Texte de la page »
Là encore Pilate affirme qu’il ne le mérite pas, mais les Juifs hurlent
plus fort et les clameurs augmentent tellement que Pilate a peur et finalement
il leur livre Jésus pour être crucifié.
Peu importe ce que voulait Pilate directement ou immédiatement, Dieu
aussi avait son idée en montrant Jésus ainsi aux prêtres et au peuple. C’était aussi pour apitoyer non pas des
assassins, mais tous les chrétiens sur ce qu’ils ont fait à leur Sauveur par leurs
péchés et pour qu’ils apprennent à sympathiser avec Jésus si cruellement traité
pour l’amour de nous tous.
Voilà le tableau que Dieu veut que nous gardions tous
dans notre mémoire et surtout dans notre coeur pour toute notre vie. Comme St-Paul ne voulait pas garder autre
chose dans son coeur que J.C. crucifié,
tous les chrétiens ne devraient pas garder autre chose dans leur esprit et dans
leur coeur que Jésus outragé pour nos péchés.

Consigne 1 »
Répondez à ces questions sur le texte consacré à Pilate et à Jésus.
(a) Que font les Juifs lorsque Pilate affirme que Jésus ne le mérite pas ?
(b) À qui Jésus est-il montré ainsi ?
(c) Que saint Paul voulait-il seulement garder dans son cœur ?

Enregistrements fournis »

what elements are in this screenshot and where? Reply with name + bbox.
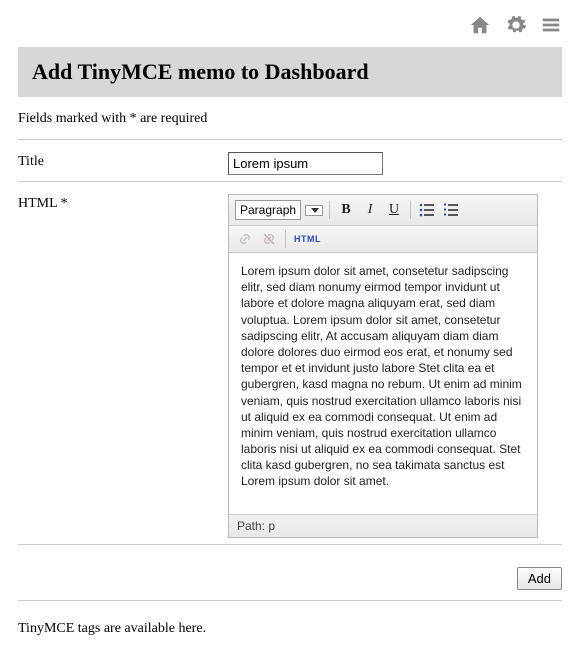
path-label: Path: xyxy=(237,519,265,533)
page-title-bar: Add TinyMCE memo to Dashboard xyxy=(18,47,562,97)
divider xyxy=(18,139,562,140)
html-row: HTML * Paragraph B I U xyxy=(18,194,562,538)
menu-icon[interactable] xyxy=(540,14,562,41)
italic-button[interactable]: I xyxy=(360,201,380,219)
toolbar-divider xyxy=(329,201,330,219)
link-button xyxy=(235,230,255,248)
divider xyxy=(18,181,562,182)
path-value[interactable]: p xyxy=(268,519,275,533)
format-select-value: Paragraph xyxy=(240,203,296,217)
divider xyxy=(18,600,562,601)
gear-icon[interactable] xyxy=(505,14,527,41)
editor-toolbar-row2: HTML xyxy=(229,226,537,253)
add-button[interactable]: Add xyxy=(517,567,562,590)
numbered-list-button[interactable] xyxy=(441,201,461,219)
toolbar-divider xyxy=(410,201,411,219)
format-select-caret[interactable] xyxy=(305,205,323,216)
top-icon-bar xyxy=(18,10,562,47)
title-label: Title xyxy=(18,152,228,170)
editor-content[interactable]: Lorem ipsum dolor sit amet, consetetur s… xyxy=(229,253,537,514)
chevron-down-icon xyxy=(311,208,319,213)
title-input[interactable] xyxy=(228,152,383,175)
tags-note[interactable]: TinyMCE tags are available here. xyxy=(18,613,562,637)
format-select[interactable]: Paragraph xyxy=(235,200,301,220)
required-hint: Fields marked with * are required xyxy=(18,97,562,135)
bullet-list-button[interactable] xyxy=(417,201,437,219)
unlink-button xyxy=(259,230,279,248)
html-label: HTML * xyxy=(18,194,228,212)
editor-path-bar: Path: p xyxy=(229,514,537,537)
title-row: Title xyxy=(18,152,562,175)
home-icon[interactable] xyxy=(469,14,491,41)
form-actions: Add xyxy=(18,557,562,596)
rich-text-editor: Paragraph B I U xyxy=(228,194,538,538)
editor-toolbar-row1: Paragraph B I U xyxy=(229,195,537,226)
page-title: Add TinyMCE memo to Dashboard xyxy=(32,59,548,85)
html-source-button[interactable]: HTML xyxy=(292,230,323,248)
underline-button[interactable]: U xyxy=(384,201,404,219)
bold-button[interactable]: B xyxy=(336,201,356,219)
divider xyxy=(18,544,562,545)
toolbar-divider xyxy=(285,230,286,248)
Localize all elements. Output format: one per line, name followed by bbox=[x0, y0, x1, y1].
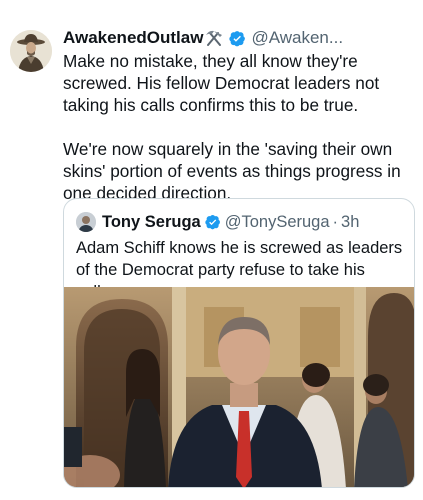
quoted-tweet-timestamp[interactable]: 3h bbox=[341, 213, 359, 232]
profile-photo-image bbox=[76, 212, 96, 232]
hammer-and-pick-icon bbox=[204, 29, 224, 47]
tweet-text: Make no mistake, they all know they're s… bbox=[63, 51, 401, 203]
quoted-author-name[interactable]: Tony Seruga bbox=[102, 213, 201, 232]
verified-badge-icon bbox=[229, 30, 246, 47]
quoted-tweet-header: Tony Seruga @TonySeruga · 3h bbox=[76, 211, 406, 233]
verified-badge-icon bbox=[205, 214, 221, 230]
quoted-tweet-card[interactable]: Tony Seruga @TonySeruga · 3h Adam Schiff… bbox=[63, 198, 415, 488]
author-avatar[interactable] bbox=[10, 30, 52, 72]
cowboy-avatar-image bbox=[10, 30, 52, 72]
quoted-author-avatar[interactable] bbox=[76, 212, 96, 232]
tweet-header: AwakenedOutlaw @Awaken... bbox=[63, 27, 415, 49]
author-name[interactable]: AwakenedOutlaw bbox=[63, 28, 203, 48]
separator-dot: · bbox=[332, 212, 339, 231]
author-handle[interactable]: @Awaken... bbox=[251, 28, 343, 48]
news-photo-image bbox=[64, 287, 414, 487]
quoted-author-handle[interactable]: @TonySeruga bbox=[225, 213, 330, 232]
quoted-tweet-photo[interactable] bbox=[64, 287, 414, 487]
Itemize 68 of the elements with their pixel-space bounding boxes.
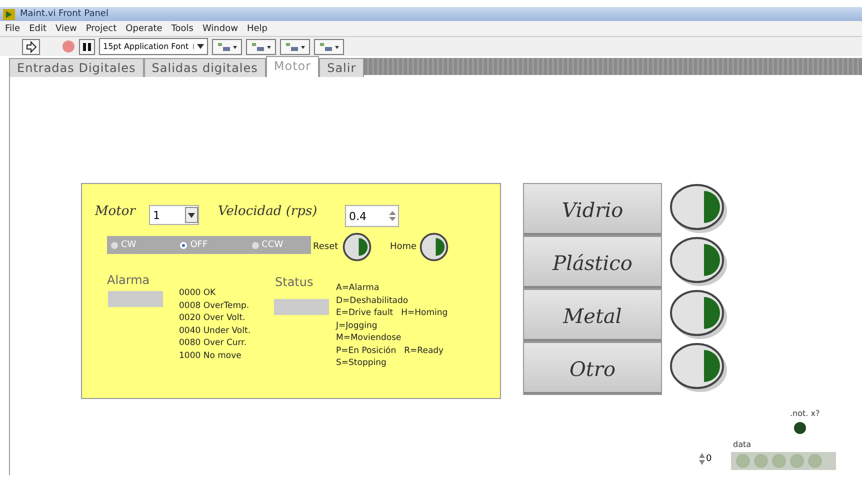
motor-selector[interactable]: 1 — [149, 205, 199, 225]
reset-button[interactable] — [342, 232, 372, 262]
status-code: S=Stopping — [336, 357, 386, 370]
menu-item[interactable]: Project — [86, 24, 117, 34]
status-code: H=Homing — [401, 307, 448, 320]
alarm-code: 0080 Over Curr. — [179, 337, 248, 350]
alarm-label: Alarma — [107, 273, 150, 287]
status-code: A=Alarma — [336, 282, 380, 294]
menu-item[interactable]: Tools — [171, 24, 194, 34]
pause-button[interactable] — [79, 38, 95, 54]
home-button[interactable] — [419, 232, 449, 262]
status-code: D=Deshabilitado — [336, 294, 408, 307]
alarm-code: 1000 No move — [179, 350, 242, 362]
tab[interactable]: Salir — [319, 58, 364, 77]
led-button[interactable] — [668, 340, 728, 394]
tab[interactable]: Salidas digitales — [144, 58, 266, 77]
array-index[interactable]: 0 — [706, 454, 712, 464]
spinner-icon[interactable] — [698, 451, 706, 467]
align-tool-icon — [318, 40, 340, 52]
alarm-code: 0000 OK — [179, 287, 217, 300]
status-code: M=Moviendose — [336, 332, 402, 344]
caret-icon — [196, 44, 204, 49]
caret-icon — [188, 212, 195, 218]
menu-item[interactable]: File — [5, 24, 20, 34]
menu-item[interactable]: Edit — [29, 24, 46, 34]
spinner-icon — [389, 210, 396, 222]
material-button[interactable]: Otro — [523, 342, 662, 395]
align-tool-button[interactable] — [212, 38, 242, 54]
align-tool-icon — [250, 40, 272, 52]
alarm-code: 0020 Over Volt. — [179, 312, 246, 324]
alarm-code: 0040 Under Volt. — [179, 324, 251, 337]
indicator-label: .not. x? — [790, 409, 820, 418]
material-button[interactable]: Vidrio — [523, 183, 662, 236]
status-indicator — [274, 299, 329, 315]
menu-item[interactable]: View — [56, 24, 77, 34]
status-code: R=Ready — [404, 344, 444, 357]
status-code: J=Jogging — [336, 320, 378, 332]
pause-icon — [82, 42, 92, 52]
alarm-code: 0008 OverTemp. — [179, 300, 250, 312]
home-label: Home — [390, 242, 417, 252]
status-label: Status — [275, 275, 314, 289]
speed-field[interactable]: 0.4 — [345, 205, 399, 227]
array-label: data — [733, 440, 752, 449]
menu-item[interactable]: Window — [202, 24, 238, 34]
arrow-icon — [25, 40, 37, 52]
tab[interactable]: Entradas Digitales — [9, 58, 144, 77]
menu-item[interactable]: Help — [246, 24, 268, 34]
align-tool-icon — [216, 40, 238, 52]
motor-label: Motor — [95, 204, 136, 219]
font-dropdown[interactable]: 15pt Application Font — [99, 38, 208, 55]
run-button[interactable] — [22, 38, 40, 54]
align-tool-button[interactable] — [280, 38, 310, 54]
speed-label: Velocidad (rps) — [218, 204, 318, 219]
window-title: Maint.vi Front Panel — [20, 9, 108, 19]
material-button[interactable]: Metal — [523, 289, 662, 342]
app-icon — [3, 8, 15, 20]
align-tool-button[interactable] — [314, 38, 344, 54]
reset-label: Reset — [313, 242, 338, 252]
material-button[interactable]: Plástico — [523, 236, 662, 289]
status-code: P=En Posición — [336, 344, 396, 357]
menu-item[interactable]: Operate — [126, 24, 162, 34]
alarm-indicator — [108, 291, 163, 307]
led-button[interactable] — [668, 234, 728, 288]
align-tool-button[interactable] — [246, 38, 276, 54]
led-button[interactable] — [668, 181, 728, 235]
status-code: E=Drive fault — [336, 307, 394, 320]
align-tool-icon — [284, 40, 306, 52]
led-button[interactable] — [668, 287, 728, 341]
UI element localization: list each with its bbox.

Consigne 2 » Reproduisez à l'identique le passage des enregistrements qui s'ouvre sur la ligne contenant « path-label: Path: xyxy=(237,519,265,533) » et se ferme sur la ligne contenant « menu-icon[interactable] xyxy=(540,14,562,41) », ces deux lignes comprises.

Corrigé 1 »
(a) Ils hurlent plus fort.
(b) Aux prêtres et au peuple.
(c) J.C. crucifié.

Corrigé 2 »
path-label: Path: xyxy=(237,519,265,533)
page-title-bar: Add TinyMCE memo to Dashboard xyxy=(18,47,562,97)
divider xyxy=(18,139,562,140)
html-row: HTML * Paragraph B I U xyxy=(18,194,562,538)
menu-icon[interactable] xyxy=(540,14,562,41)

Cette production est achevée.